Collected data entries:
-------------------------

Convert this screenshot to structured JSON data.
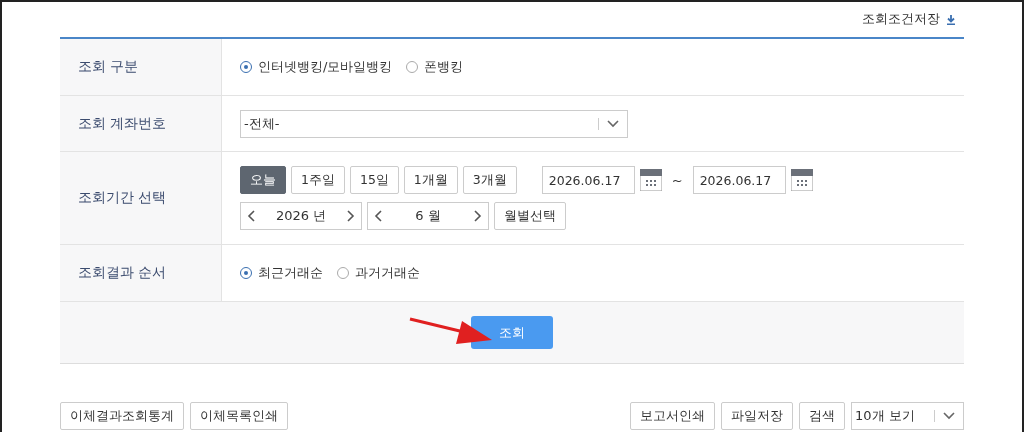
{
  "save_conditions": {
    "label": "조회조건저장"
  },
  "rows": [
    {
      "kind": "radio",
      "label": "조회 구분",
      "options": [
        {
          "label": "인터넷뱅킹/모바일뱅킹",
          "selected": true
        },
        {
          "label": "폰뱅킹",
          "selected": false
        }
      ]
    },
    {
      "kind": "select",
      "label": "조회 계좌번호",
      "value": "-전체-"
    },
    {
      "kind": "period",
      "label": "조회기간 선택",
      "presets": [
        {
          "label": "오늘",
          "selected": true
        },
        {
          "label": "1주일",
          "selected": false
        },
        {
          "label": "15일",
          "selected": false
        },
        {
          "label": "1개월",
          "selected": false
        },
        {
          "label": "3개월",
          "selected": false
        }
      ],
      "start_date": "2026.06.17",
      "separator": "~",
      "end_date": "2026.06.17",
      "year": "2026 년",
      "month": "6 월",
      "month_button": "월별선택"
    },
    {
      "kind": "radio",
      "label": "조회결과 순서",
      "options": [
        {
          "label": "최근거래순",
          "selected": true
        },
        {
          "label": "과거거래순",
          "selected": false
        }
      ]
    }
  ],
  "search_button": "조회",
  "left_buttons": [
    "이체결과조회통계",
    "이체목록인쇄"
  ],
  "right_buttons": [
    "보고서인쇄",
    "파일저장",
    "검색"
  ],
  "page_size": "10개 보기"
}
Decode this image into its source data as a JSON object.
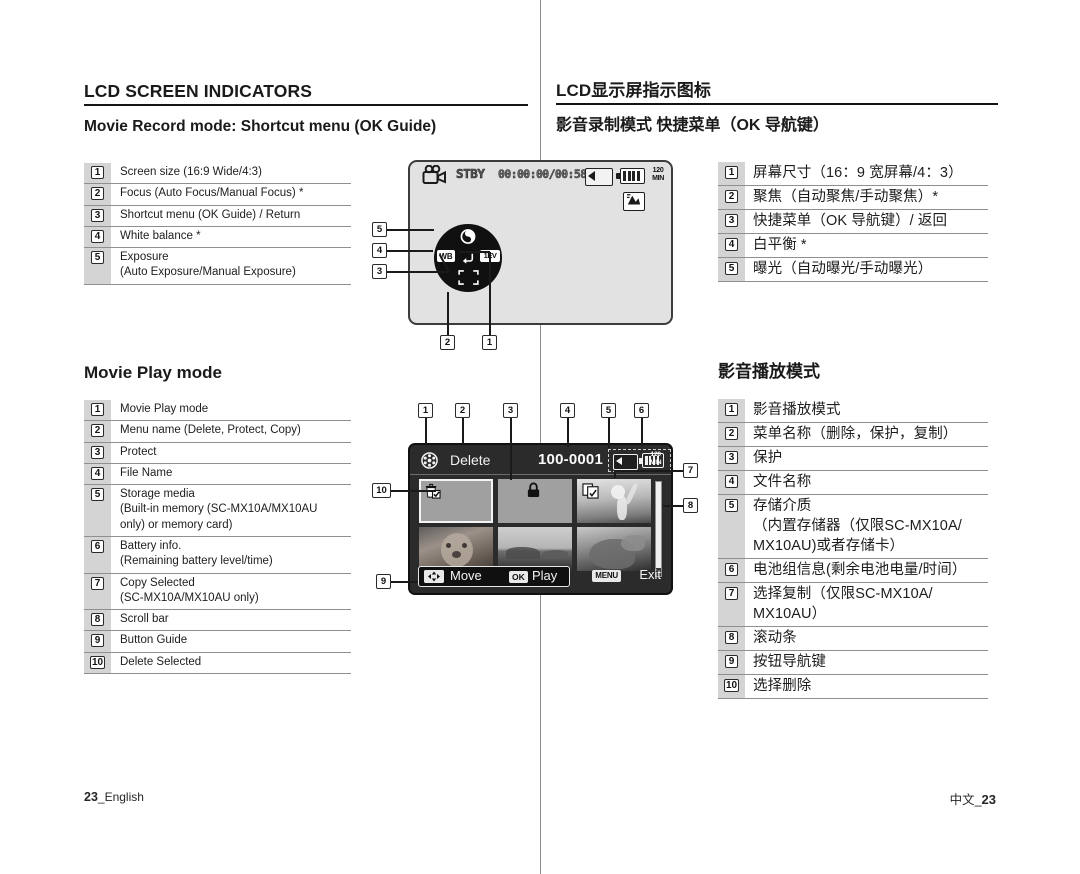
{
  "english": {
    "section_title": "LCD SCREEN INDICATORS",
    "subtitle_record": "Movie Record mode: Shortcut menu (OK Guide)",
    "subtitle_play": "Movie Play mode",
    "record_items": [
      {
        "num": "1",
        "text": "Screen size (16:9 Wide/4:3)"
      },
      {
        "num": "2",
        "text": "Focus (Auto Focus/Manual Focus) *"
      },
      {
        "num": "3",
        "text": "Shortcut menu (OK Guide) / Return"
      },
      {
        "num": "4",
        "text": "White balance *"
      },
      {
        "num": "5",
        "text": "Exposure\n(Auto Exposure/Manual Exposure)"
      }
    ],
    "play_items": [
      {
        "num": "1",
        "text": "Movie Play mode"
      },
      {
        "num": "2",
        "text": "Menu name (Delete, Protect, Copy)"
      },
      {
        "num": "3",
        "text": "Protect"
      },
      {
        "num": "4",
        "text": "File Name"
      },
      {
        "num": "5",
        "text": "Storage media\n(Built-in memory (SC-MX10A/MX10AU\nonly) or memory card)"
      },
      {
        "num": "6",
        "text": "Battery info.\n(Remaining battery level/time)"
      },
      {
        "num": "7",
        "text": "Copy Selected\n(SC-MX10A/MX10AU only)"
      },
      {
        "num": "8",
        "text": "Scroll bar"
      },
      {
        "num": "9",
        "text": "Button Guide"
      },
      {
        "num": "10",
        "text": "Delete Selected"
      }
    ]
  },
  "chinese": {
    "section_title": "LCD显示屏指示图标",
    "subtitle_record": "影音录制模式 快捷菜单（OK 导航键）",
    "subtitle_play": "影音播放模式",
    "record_items": [
      {
        "num": "1",
        "text": "屏幕尺寸（16：9 宽屏幕/4：3）"
      },
      {
        "num": "2",
        "text": "聚焦（自动聚焦/手动聚焦）*"
      },
      {
        "num": "3",
        "text": "快捷菜单（OK 导航键）/ 返回"
      },
      {
        "num": "4",
        "text": "白平衡 *"
      },
      {
        "num": "5",
        "text": "曝光（自动曝光/手动曝光）"
      }
    ],
    "play_items": [
      {
        "num": "1",
        "text": "影音播放模式"
      },
      {
        "num": "2",
        "text": "菜单名称（删除，保护，复制）"
      },
      {
        "num": "3",
        "text": "保护"
      },
      {
        "num": "4",
        "text": "文件名称"
      },
      {
        "num": "5",
        "text": "存储介质\n（内置存储器（仅限SC-MX10A/\nMX10AU)或者存储卡）"
      },
      {
        "num": "6",
        "text": "电池组信息(剩余电池电量/时间）"
      },
      {
        "num": "7",
        "text": "选择复制（仅限SC-MX10A/\nMX10AU）"
      },
      {
        "num": "8",
        "text": "滚动条"
      },
      {
        "num": "9",
        "text": "按钮导航键"
      },
      {
        "num": "10",
        "text": "选择删除"
      }
    ]
  },
  "lcd_record": {
    "status": "STBY",
    "timecode": "00:00:00/00:58:00",
    "battery_time": "120\nMIN",
    "wheel": {
      "left_label": "WB",
      "right_label": "1EV"
    },
    "callouts": [
      "1",
      "2",
      "3",
      "4",
      "5"
    ]
  },
  "lcd_play": {
    "menu_name": "Delete",
    "file_name": "100-0001",
    "battery_time": "120\nMIN",
    "button_guide": {
      "move_label": "Move",
      "ok_key": "OK",
      "play_label": "Play",
      "menu_key": "MENU",
      "exit_label": "Exit"
    },
    "callouts": [
      "1",
      "2",
      "3",
      "4",
      "5",
      "6",
      "7",
      "8",
      "9",
      "10"
    ]
  },
  "footer": {
    "left_num": "23",
    "left_text": "_English",
    "right_text": "中文_",
    "right_num": "23"
  }
}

-------------------------

What this task involves: All lines of the data above that include the word "仅限SC" must be shown.

Answer to the problem:
        "text": "存储介质\n（内置存储器（仅限SC-MX10A/\nMX10AU)或者存储卡）"
        "text": "选择复制（仅限SC-MX10A/\nMX10AU）"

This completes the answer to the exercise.